What you will do:
Render every line of the listing below as a numbered list, leaving out any blank lines.

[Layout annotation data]
━━━━━━━━━━━━━━━━

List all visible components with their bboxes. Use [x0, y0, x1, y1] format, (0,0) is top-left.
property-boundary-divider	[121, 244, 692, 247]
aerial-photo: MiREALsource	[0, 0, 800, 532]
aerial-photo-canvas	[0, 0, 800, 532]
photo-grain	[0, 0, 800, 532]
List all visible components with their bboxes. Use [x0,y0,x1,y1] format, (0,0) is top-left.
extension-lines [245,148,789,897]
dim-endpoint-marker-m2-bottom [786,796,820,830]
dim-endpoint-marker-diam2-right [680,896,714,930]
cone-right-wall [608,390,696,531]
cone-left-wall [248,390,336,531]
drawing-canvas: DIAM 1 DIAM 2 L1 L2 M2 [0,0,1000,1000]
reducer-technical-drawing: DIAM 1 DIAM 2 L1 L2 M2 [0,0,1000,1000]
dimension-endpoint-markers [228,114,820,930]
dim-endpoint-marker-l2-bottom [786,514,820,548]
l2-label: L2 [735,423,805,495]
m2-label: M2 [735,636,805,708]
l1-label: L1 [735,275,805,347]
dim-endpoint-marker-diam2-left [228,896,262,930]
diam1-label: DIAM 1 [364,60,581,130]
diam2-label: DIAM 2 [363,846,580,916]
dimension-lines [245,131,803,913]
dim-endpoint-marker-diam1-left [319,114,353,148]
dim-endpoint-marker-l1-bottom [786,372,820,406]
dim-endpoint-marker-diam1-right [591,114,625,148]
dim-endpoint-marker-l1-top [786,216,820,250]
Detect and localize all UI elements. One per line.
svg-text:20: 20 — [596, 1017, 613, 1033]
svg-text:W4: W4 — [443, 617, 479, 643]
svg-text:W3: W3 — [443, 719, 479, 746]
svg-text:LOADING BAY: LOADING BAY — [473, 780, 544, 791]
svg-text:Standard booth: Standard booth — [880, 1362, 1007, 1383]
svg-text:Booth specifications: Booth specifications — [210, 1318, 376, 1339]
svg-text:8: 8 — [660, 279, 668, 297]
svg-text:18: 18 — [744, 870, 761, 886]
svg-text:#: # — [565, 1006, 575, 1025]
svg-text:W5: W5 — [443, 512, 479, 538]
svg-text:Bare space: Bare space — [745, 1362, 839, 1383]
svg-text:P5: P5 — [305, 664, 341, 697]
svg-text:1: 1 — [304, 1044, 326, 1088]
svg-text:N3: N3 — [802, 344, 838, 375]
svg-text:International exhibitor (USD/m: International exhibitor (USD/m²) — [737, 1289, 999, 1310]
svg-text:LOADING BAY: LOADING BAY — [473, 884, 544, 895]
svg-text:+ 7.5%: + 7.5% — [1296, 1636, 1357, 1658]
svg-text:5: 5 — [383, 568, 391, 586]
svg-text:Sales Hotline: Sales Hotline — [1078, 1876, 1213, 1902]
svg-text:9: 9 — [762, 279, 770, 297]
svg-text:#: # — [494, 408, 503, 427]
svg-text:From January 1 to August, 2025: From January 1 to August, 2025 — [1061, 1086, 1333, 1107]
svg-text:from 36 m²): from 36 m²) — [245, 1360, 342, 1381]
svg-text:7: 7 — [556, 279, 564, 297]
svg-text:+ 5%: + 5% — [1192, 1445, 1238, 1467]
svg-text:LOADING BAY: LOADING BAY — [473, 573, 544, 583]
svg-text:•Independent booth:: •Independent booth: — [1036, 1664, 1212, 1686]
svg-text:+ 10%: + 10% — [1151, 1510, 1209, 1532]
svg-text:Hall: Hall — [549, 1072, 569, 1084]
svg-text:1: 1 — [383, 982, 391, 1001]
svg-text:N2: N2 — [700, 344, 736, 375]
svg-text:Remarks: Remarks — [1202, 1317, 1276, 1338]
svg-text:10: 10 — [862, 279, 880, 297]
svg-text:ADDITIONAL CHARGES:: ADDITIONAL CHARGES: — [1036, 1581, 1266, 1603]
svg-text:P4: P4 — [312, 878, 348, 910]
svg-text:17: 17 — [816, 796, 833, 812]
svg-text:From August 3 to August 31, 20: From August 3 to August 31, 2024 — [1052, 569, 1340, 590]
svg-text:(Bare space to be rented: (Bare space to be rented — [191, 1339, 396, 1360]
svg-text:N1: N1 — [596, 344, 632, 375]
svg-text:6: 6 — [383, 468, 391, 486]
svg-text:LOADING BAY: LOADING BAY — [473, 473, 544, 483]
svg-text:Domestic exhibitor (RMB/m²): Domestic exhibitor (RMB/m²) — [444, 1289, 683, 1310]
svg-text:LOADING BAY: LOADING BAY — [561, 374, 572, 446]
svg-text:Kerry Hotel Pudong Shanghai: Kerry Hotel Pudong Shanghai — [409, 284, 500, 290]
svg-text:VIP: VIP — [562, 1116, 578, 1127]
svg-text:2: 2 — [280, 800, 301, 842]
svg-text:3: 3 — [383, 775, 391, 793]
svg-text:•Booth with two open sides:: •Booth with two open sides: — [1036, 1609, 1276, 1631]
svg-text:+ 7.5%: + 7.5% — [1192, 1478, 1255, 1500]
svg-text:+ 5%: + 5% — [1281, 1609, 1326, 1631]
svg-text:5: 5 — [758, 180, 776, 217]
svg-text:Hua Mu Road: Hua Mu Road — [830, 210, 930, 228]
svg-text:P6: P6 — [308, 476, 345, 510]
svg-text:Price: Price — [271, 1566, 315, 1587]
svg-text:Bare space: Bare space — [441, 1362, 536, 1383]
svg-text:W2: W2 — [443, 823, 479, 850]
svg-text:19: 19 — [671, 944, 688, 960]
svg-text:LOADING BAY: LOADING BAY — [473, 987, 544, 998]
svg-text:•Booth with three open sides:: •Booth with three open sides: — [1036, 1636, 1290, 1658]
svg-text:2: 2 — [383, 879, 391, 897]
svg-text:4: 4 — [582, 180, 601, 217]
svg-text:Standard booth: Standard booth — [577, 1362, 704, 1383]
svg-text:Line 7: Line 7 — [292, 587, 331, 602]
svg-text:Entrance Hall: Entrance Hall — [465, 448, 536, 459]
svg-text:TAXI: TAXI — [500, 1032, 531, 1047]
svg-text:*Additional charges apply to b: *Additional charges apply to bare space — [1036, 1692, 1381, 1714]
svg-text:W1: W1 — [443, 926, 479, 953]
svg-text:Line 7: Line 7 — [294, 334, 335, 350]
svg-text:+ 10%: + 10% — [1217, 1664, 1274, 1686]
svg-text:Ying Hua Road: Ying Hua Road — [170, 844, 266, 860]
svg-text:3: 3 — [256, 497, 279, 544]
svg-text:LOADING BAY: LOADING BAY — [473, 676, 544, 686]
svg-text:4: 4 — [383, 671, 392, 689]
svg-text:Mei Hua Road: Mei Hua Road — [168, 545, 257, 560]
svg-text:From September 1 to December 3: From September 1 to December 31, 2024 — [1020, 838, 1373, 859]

━━━━━━━━━━━━━━━━

Response below:
1. List all visible components with their bboxes. Use [x0, y0, x1, y1] format, (0,0) is top-left.
2. property-boundary-divider	[121, 244, 692, 247]
3. aerial-photo: MiREALsource	[0, 0, 800, 532]
4. aerial-photo-canvas	[0, 0, 800, 532]
5. photo-grain	[0, 0, 800, 532]
6. List all visible components with their bboxes. Use [x0,y0,x1,y1] format, (0,0) is top-left.
7. extension-lines [245,148,789,897]
8. dim-endpoint-marker-m2-bottom [786,796,820,830]
9. dim-endpoint-marker-diam2-right [680,896,714,930]
10. cone-right-wall [608,390,696,531]
11. cone-left-wall [248,390,336,531]
12. drawing-canvas: DIAM 1 DIAM 2 L1 L2 M2 [0,0,1000,1000]
13. reducer-technical-drawing: DIAM 1 DIAM 2 L1 L2 M2 [0,0,1000,1000]
14. dimension-endpoint-markers [228,114,820,930]
15. dim-endpoint-marker-l2-bottom [786,514,820,548]
16. l2-label: L2 [735,423,805,495]
17. m2-label: M2 [735,636,805,708]
18. l1-label: L1 [735,275,805,347]
19. dim-endpoint-marker-diam2-left [228,896,262,930]
20. diam1-label: DIAM 1 [364,60,581,130]
21. diam2-label: DIAM 2 [363,846,580,916]
22. dimension-lines [245,131,803,913]
23. dim-endpoint-marker-diam1-left [319,114,353,148]
24. dim-endpoint-marker-l1-bottom [786,372,820,406]
25. dim-endpoint-marker-diam1-right [591,114,625,148]
26. dim-endpoint-marker-l1-top [786,216,820,250]
27. Detect and localize all UI elements. One per line.
28. svg-text:20: 20 — [596, 1017, 613, 1033]
29. svg-text:W4: W4 — [443, 617, 479, 643]
30. svg-text:W3: W3 — [443, 719, 479, 746]
31. svg-text:LOADING BAY: LOADING BAY — [473, 780, 544, 791]
32. svg-text:Standard booth: Standard booth — [880, 1362, 1007, 1383]
33. svg-text:Booth specifications: Booth specifications — [210, 1318, 376, 1339]
34. svg-text:8: 8 — [660, 279, 668, 297]
35. svg-text:18: 18 — [744, 870, 761, 886]
36. svg-text:#: # — [565, 1006, 575, 1025]
37. svg-text:W5: W5 — [443, 512, 479, 538]
38. svg-text:Bare space: Bare space — [745, 1362, 839, 1383]
39. svg-text:P5: P5 — [305, 664, 341, 697]
40. svg-text:1: 1 — [304, 1044, 326, 1088]
41. svg-text:N3: N3 — [802, 344, 838, 375]
42. svg-text:International exhibitor (USD/m: International exhibitor (USD/m²) — [737, 1289, 999, 1310]
43. svg-text:LOADING BAY: LOADING BAY — [473, 884, 544, 895]
44. svg-text:+ 7.5%: + 7.5% — [1296, 1636, 1357, 1658]
45. svg-text:5: 5 — [383, 568, 391, 586]
46. svg-text:Sales Hotline: Sales Hotline — [1078, 1876, 1213, 1902]
47. svg-text:9: 9 — [762, 279, 770, 297]
48. svg-text:#: # — [494, 408, 503, 427]
49. svg-text:From January 1 to August, 2025: From January 1 to August, 2025 — [1061, 1086, 1333, 1107]
50. svg-text:from 36 m²): from 36 m²) — [245, 1360, 342, 1381]
51. svg-text:7: 7 — [556, 279, 564, 297]
52. svg-text:+ 5%: + 5% — [1192, 1445, 1238, 1467]
53. svg-text:LOADING BAY: LOADING BAY — [473, 573, 544, 583]
54. svg-text:•Independent booth:: •Independent booth: — [1036, 1664, 1212, 1686]
55. svg-text:+ 10%: + 10% — [1151, 1510, 1209, 1532]
56. svg-text:Hall: Hall — [549, 1072, 569, 1084]
57. svg-text:1: 1 — [383, 982, 391, 1001]
58. svg-text:N2: N2 — [700, 344, 736, 375]
59. svg-text:Remarks: Remarks — [1202, 1317, 1276, 1338]
60. svg-text:10: 10 — [862, 279, 880, 297]
61. svg-text:ADDITIONAL CHARGES:: ADDITIONAL CHARGES: — [1036, 1581, 1266, 1603]
62. svg-text:P4: P4 — [312, 878, 348, 910]
63. svg-text:17: 17 — [816, 796, 833, 812]
64. svg-text:From August 3 to August 31, 20: From August 3 to August 31, 2024 — [1052, 569, 1340, 590]
65. svg-text:(Bare space to be rented: (Bare space to be rented — [191, 1339, 396, 1360]
66. svg-text:N1: N1 — [596, 344, 632, 375]
67. svg-text:6: 6 — [383, 468, 391, 486]
68. svg-text:LOADING BAY: LOADING BAY — [473, 473, 544, 483]
69. svg-text:Domestic exhibitor (RMB/m²): Domestic exhibitor (RMB/m²) — [444, 1289, 683, 1310]
70. svg-text:LOADING BAY: LOADING BAY — [561, 374, 572, 446]
71. svg-text:Kerry Hotel Pudong Shanghai: Kerry Hotel Pudong Shanghai — [409, 284, 500, 290]
72. svg-text:VIP: VIP — [562, 1116, 578, 1127]
73. svg-text:2: 2 — [280, 800, 301, 842]
74. svg-text:3: 3 — [383, 775, 391, 793]
75. svg-text:•Booth with two open sides:: •Booth with two open sides: — [1036, 1609, 1276, 1631]
76. svg-text:+ 7.5%: + 7.5% — [1192, 1478, 1255, 1500]
77. svg-text:+ 5%: + 5% — [1281, 1609, 1326, 1631]
78. svg-text:5: 5 — [758, 180, 776, 217]
79. svg-text:Hua Mu Road: Hua Mu Road — [830, 210, 930, 228]
80. svg-text:P6: P6 — [308, 476, 345, 510]
81. svg-text:Price: Price — [271, 1566, 315, 1587]
82. svg-text:Bare space: Bare space — [441, 1362, 536, 1383]
83. svg-text:W2: W2 — [443, 823, 479, 850]
84. svg-text:19: 19 — [671, 944, 688, 960]
85. svg-text:LOADING BAY: LOADING BAY — [473, 987, 544, 998]
86. svg-text:•Booth with three open sides:: •Booth with three open sides: — [1036, 1636, 1290, 1658]
87. svg-text:2: 2 — [383, 879, 391, 897]
88. svg-text:4: 4 — [582, 180, 601, 217]
89. svg-text:Standard booth: Standard booth — [577, 1362, 704, 1383]
90. svg-text:Line 7: Line 7 — [292, 587, 331, 602]
91. svg-text:Entrance Hall: Entrance Hall — [465, 448, 536, 459]
92. svg-text:TAXI: TAXI — [500, 1032, 531, 1047]
93. svg-text:*Additional charges apply to b: *Additional charges apply to bare space — [1036, 1692, 1381, 1714]
94. svg-text:W1: W1 — [443, 926, 479, 953]
95. svg-text:Line 7: Line 7 — [294, 334, 335, 350]
96. svg-text:+ 10%: + 10% — [1217, 1664, 1274, 1686]
97. svg-text:Ying Hua Road: Ying Hua Road — [170, 844, 266, 860]
98. svg-text:3: 3 — [256, 497, 279, 544]
99. svg-text:LOADING BAY: LOADING BAY — [473, 676, 544, 686]
100. svg-text:4: 4 — [383, 671, 392, 689]
101. svg-text:Mei Hua Road: Mei Hua Road — [168, 545, 257, 560]
102. svg-text:From September 1 to December 3: From September 1 to December 31, 2024 — [1020, 838, 1373, 859]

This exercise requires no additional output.